▸ **O QUE FAZER**
A. Quais imunizantes a campanha oferece, segundo o texto sobre a vacinação nas escolas?
B. Escreva o trecho seguinte do texto sobre a vacinação nas escolas, a partir da última frase apresentada.

▸ **TRECHO DO TEXTO**
↓
O Brasil intensificou seus esforços para impulsionar a saúde pública através da expansão da vacinação em escolas por todo o país. A iniciativa, focada em crianças e adolescentes, visa não apenas elevar as taxas de imunização, mas também fortalecer a cultura de prevenção de doenças. A campanha, que se estenderá até o final do mês, oferece uma gama de seis imunizantes cruciais, incluindo HPV, febre amarela, tríplice viral, DTP, meningocócica ACWY e COVID-19.
O foco primário é a faixa etária de 9 meses a 15 anos, considerada um período crítico para a proteção contra diversas enfermidades. A campanha também estende a vacinação contra o HPV a jovens de 15 a 19 anos que ainda não foram imunizados, buscando ampliar a proteção contra o câncer de colo de útero e outras doenças relacionadas ao vírus.
A implementação da campanha conta com a participação de profissionais de saúde que atuam diretamente nas escolas, garantindo a segurança e a eficácia do processo. Para a vacinação, é imprescindível a autorização dos pais ou responsáveis, assegurando o consentimento informado e o envolvimento familiar na saúde dos jovens.
A iniciativa se integra ao Programa Saúde na Escola (PSE), uma parceria consolidada entre os Ministérios da Saúde e da Educação. O PSE visa promover a saúde e o bem-estar dos estudantes, reconhecendo a importância da escola como um ambiente estratégico para a disseminação de informações e a oferta de serviços de saúde.
Tecnologia a Favor da Imunização
O governo federal tem investido em ferramentas digitais para facilitar o acesso à informação e o acompanhamento da vacinação. A Caderneta Digital de Vacinação da Criança, disponível no aplicativo Meu SUS Digital, já acumula milhões de acessos e permite que pais e responsáveis acompanhem o histórico de vacinas de seus filhos e consultem as próximas doses.
↑
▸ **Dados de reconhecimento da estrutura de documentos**
↓
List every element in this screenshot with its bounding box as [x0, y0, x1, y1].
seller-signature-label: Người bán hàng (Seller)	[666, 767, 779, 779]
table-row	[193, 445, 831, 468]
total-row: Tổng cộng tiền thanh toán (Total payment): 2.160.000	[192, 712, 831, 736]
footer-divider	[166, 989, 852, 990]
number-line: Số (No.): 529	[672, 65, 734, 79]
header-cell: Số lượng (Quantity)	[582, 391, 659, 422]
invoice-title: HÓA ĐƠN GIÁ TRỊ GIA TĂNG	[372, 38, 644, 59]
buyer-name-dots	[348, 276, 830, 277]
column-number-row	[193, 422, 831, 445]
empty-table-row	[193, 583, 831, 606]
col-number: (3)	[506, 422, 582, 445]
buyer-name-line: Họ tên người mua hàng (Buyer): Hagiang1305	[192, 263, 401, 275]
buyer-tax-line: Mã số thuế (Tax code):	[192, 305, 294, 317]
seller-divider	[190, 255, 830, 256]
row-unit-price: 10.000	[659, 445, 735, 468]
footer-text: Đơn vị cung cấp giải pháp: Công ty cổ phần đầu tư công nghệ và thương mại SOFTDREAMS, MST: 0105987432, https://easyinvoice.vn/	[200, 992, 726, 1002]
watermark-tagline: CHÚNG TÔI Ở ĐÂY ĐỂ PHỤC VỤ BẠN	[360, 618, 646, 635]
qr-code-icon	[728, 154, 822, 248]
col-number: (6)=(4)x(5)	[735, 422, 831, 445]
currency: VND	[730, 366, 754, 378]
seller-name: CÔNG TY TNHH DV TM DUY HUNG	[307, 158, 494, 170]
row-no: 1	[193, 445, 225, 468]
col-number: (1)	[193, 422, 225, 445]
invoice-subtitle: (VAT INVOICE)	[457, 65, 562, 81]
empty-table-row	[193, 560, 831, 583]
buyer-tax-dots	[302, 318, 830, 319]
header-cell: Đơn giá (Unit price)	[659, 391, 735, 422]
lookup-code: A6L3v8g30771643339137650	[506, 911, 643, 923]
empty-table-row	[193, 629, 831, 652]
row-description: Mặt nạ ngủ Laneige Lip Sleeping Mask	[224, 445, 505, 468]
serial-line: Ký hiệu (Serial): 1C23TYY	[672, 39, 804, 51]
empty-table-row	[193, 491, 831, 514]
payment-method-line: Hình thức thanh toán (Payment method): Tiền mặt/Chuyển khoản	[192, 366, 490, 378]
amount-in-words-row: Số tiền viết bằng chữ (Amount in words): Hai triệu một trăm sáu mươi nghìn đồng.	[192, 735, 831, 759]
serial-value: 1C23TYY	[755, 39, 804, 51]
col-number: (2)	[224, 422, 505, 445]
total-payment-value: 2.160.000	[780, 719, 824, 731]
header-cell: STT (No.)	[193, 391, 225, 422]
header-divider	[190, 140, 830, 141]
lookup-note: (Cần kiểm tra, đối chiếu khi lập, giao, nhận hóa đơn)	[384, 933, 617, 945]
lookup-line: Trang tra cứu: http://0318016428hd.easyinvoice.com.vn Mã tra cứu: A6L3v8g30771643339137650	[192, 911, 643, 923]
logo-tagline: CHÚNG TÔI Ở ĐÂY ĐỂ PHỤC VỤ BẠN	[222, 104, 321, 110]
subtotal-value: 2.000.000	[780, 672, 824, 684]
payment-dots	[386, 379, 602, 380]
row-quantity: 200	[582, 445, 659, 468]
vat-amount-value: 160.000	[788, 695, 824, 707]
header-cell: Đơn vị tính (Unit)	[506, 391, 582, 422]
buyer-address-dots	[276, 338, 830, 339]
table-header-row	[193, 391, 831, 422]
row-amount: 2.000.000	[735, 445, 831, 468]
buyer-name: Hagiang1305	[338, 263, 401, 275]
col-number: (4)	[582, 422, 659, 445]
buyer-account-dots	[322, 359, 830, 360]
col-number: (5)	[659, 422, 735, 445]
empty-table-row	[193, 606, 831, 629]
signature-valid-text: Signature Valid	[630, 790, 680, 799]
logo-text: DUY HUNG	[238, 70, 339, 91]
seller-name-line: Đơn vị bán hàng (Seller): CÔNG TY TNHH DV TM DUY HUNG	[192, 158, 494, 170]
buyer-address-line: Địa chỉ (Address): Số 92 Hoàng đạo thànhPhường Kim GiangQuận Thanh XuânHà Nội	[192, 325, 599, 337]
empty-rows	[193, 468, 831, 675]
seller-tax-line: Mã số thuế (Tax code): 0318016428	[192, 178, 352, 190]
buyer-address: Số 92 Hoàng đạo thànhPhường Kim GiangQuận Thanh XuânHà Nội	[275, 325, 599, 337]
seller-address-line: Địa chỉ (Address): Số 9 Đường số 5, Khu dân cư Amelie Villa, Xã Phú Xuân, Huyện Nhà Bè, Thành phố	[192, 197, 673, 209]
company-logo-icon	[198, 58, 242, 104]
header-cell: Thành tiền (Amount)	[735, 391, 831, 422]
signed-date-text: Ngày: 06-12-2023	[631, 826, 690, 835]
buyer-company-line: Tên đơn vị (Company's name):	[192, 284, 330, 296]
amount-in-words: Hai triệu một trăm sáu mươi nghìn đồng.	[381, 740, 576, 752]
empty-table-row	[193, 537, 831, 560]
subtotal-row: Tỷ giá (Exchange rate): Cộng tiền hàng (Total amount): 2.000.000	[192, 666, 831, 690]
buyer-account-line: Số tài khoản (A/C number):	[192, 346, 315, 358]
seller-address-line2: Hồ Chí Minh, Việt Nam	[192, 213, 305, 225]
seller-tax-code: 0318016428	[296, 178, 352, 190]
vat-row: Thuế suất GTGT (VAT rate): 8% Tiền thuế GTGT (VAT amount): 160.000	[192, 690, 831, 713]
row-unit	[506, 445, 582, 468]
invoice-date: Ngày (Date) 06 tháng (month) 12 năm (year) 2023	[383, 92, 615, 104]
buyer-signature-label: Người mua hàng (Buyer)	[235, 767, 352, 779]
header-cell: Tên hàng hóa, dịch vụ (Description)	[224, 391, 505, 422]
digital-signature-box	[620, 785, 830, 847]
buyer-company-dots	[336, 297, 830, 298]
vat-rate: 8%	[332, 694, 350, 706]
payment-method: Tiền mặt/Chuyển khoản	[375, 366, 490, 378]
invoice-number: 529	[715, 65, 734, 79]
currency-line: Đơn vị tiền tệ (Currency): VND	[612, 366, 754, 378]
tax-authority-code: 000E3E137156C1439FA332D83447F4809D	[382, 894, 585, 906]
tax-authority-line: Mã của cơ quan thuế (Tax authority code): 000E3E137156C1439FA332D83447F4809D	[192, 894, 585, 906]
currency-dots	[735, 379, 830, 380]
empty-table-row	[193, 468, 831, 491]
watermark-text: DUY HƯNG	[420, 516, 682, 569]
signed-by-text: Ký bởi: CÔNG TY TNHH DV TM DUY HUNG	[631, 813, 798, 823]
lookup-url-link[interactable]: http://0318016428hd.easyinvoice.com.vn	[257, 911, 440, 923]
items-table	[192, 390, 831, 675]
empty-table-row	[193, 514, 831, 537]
↑
▸ **RESPOSTAS POR ITEM**
A. HPV, febre amarela, tríplice viral, DTP, meningocócica ACWY e COVID-19.

B.
Uma nova funcionalidade do aplicativo envia lembretes automáticos aos pais, com base na idade das crianças, incentivando a atualização da caderneta e garantindo que nenhuma dose seja esquecida. Essa iniciativa demonstra o compromisso do governo em utilizar a tecnologia para otimizar a cobertura vacinal e proteger a saúde da população.
Especialistas em saúde pública afirmam que a combinação de estratégias presenciais nas escolas com o uso de ferramentas digitais representa um avanço significativo na promoção da vacinação. A facilidade de acesso à informação e o acompanhamento individualizado contribuem para aumentar a adesão à vacinação e reduzir a incidência de doenças preveníveis.
Revertendo Tendências Negativas
O Ministério da Saúde tem enfatizado a importância de reverter a queda histórica nas coberturas vacinais, um problema agravado pela pandemia de COVID-19. Os dados de 2025 indicam um aumento na cobertura de todas as vacinas do calendário infantil em relação a 2022, demonstrando o impacto positivo das ações implementadas.
A vacina tríplice viral, que protege contra sarampo, caxumba e rubéola, alcançou uma cobertura de 92,96% em 2025, superando os 80,7% registrados em 2022. Esse resultado contribui para manter o Brasil livre do sarampo, mesmo diante do aumento de casos na América do Norte, evidenciando a importância da vacinação na proteção coletiva.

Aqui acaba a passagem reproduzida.